Identify the lines bearing the string "terhadap" and gather them.

Working data
▼

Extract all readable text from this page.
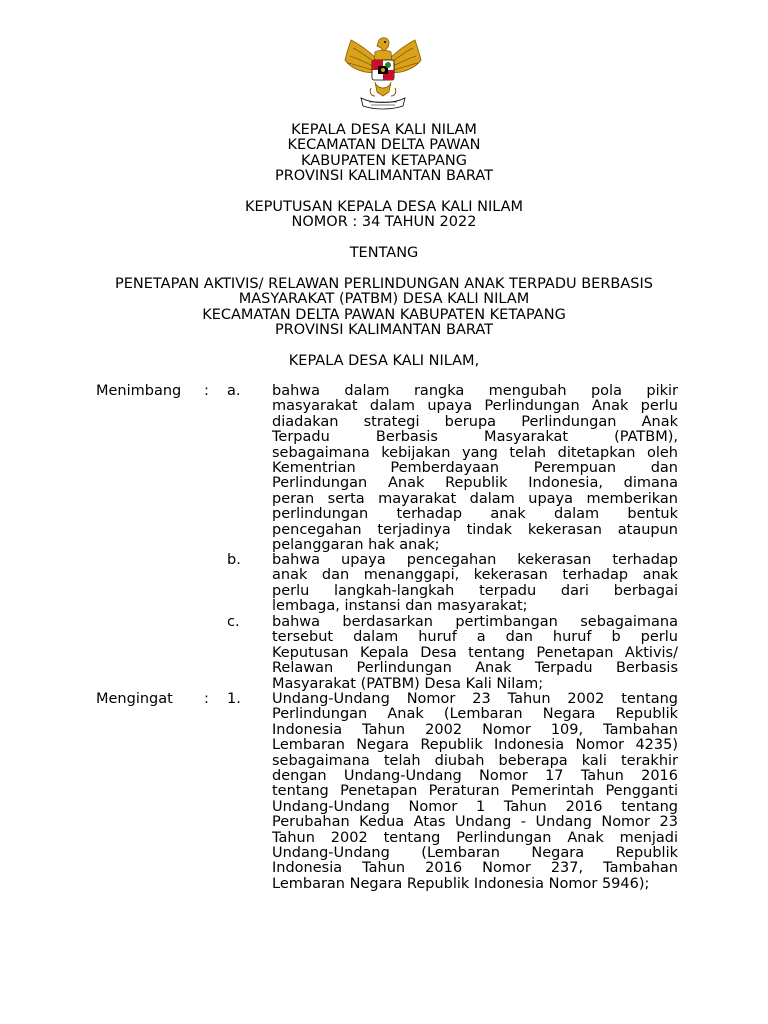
KEPALA DESA KALI NILAM
KECAMATAN DELTA PAWAN
KABUPATEN KETAPANG
PROVINSI KALIMANTAN BARAT
KEPUTUSAN KEPALA DESA KALI NILAM
NOMOR : 34 TAHUN 2022
TENTANG
PENETAPAN AKTIVIS/ RELAWAN PERLINDUNGAN ANAK TERPADU BERBASIS
MASYARAKAT (PATBM) DESA KALI NILAM
KECAMATAN DELTA PAWAN KABUPATEN KETAPANG
PROVINSI KALIMANTAN BARAT
KEPALA DESA KALI NILAM,
Menimbang : a. bahwa dalam rangka mengubah pola pikir
masyarakat dalam upaya Perlindungan Anak perlu
diadakan strategi berupa Perlindungan Anak
Terpadu Berbasis Masyarakat (PATBM),
sebagaimana kebijakan yang telah ditetapkan oleh
Kementrian Pemberdayaan Perempuan dan
Perlindungan Anak Republik Indonesia, dimana
peran serta mayarakat dalam upaya memberikan
perlindungan terhadap anak dalam bentuk
pencegahan terjadinya tindak kekerasan ataupun
pelanggaran hak anak;
b. bahwa upaya pencegahan kekerasan terhadap
anak dan menanggapi, kekerasan terhadap anak
perlu langkah-langkah terpadu dari berbagai
lembaga, instansi dan masyarakat;
c. bahwa berdasarkan pertimbangan sebagaimana
tersebut dalam huruf a dan huruf b perlu
Keputusan Kepala Desa tentang Penetapan Aktivis/
Relawan Perlindungan Anak Terpadu Berbasis
Masyarakat (PATBM) Desa Kali Nilam;
Mengingat : 1. Undang-Undang Nomor 23 Tahun 2002 tentang
Perlindungan Anak (Lembaran Negara Republik
Indonesia Tahun 2002 Nomor 109, Tambahan
Lembaran Negara Republik Indonesia Nomor 4235)
sebagaimana telah diubah beberapa kali terakhir
dengan Undang-Undang Nomor 17 Tahun 2016
tentang Penetapan Peraturan Pemerintah Pengganti
Undang-Undang Nomor 1 Tahun 2016 tentang
Perubahan Kedua Atas Undang - Undang Nomor 23
Tahun 2002 tentang Perlindungan Anak menjadi
Undang-Undang (Lembaran Negara Republik
Indonesia Tahun 2016 Nomor 237, Tambahan
Lembaran Negara Republik Indonesia Nomor 5946);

▲

Output
perlindungan terhadap anak dalam bentuk
b. bahwa upaya pencegahan kekerasan terhadap
anak dan menanggapi, kekerasan terhadap anak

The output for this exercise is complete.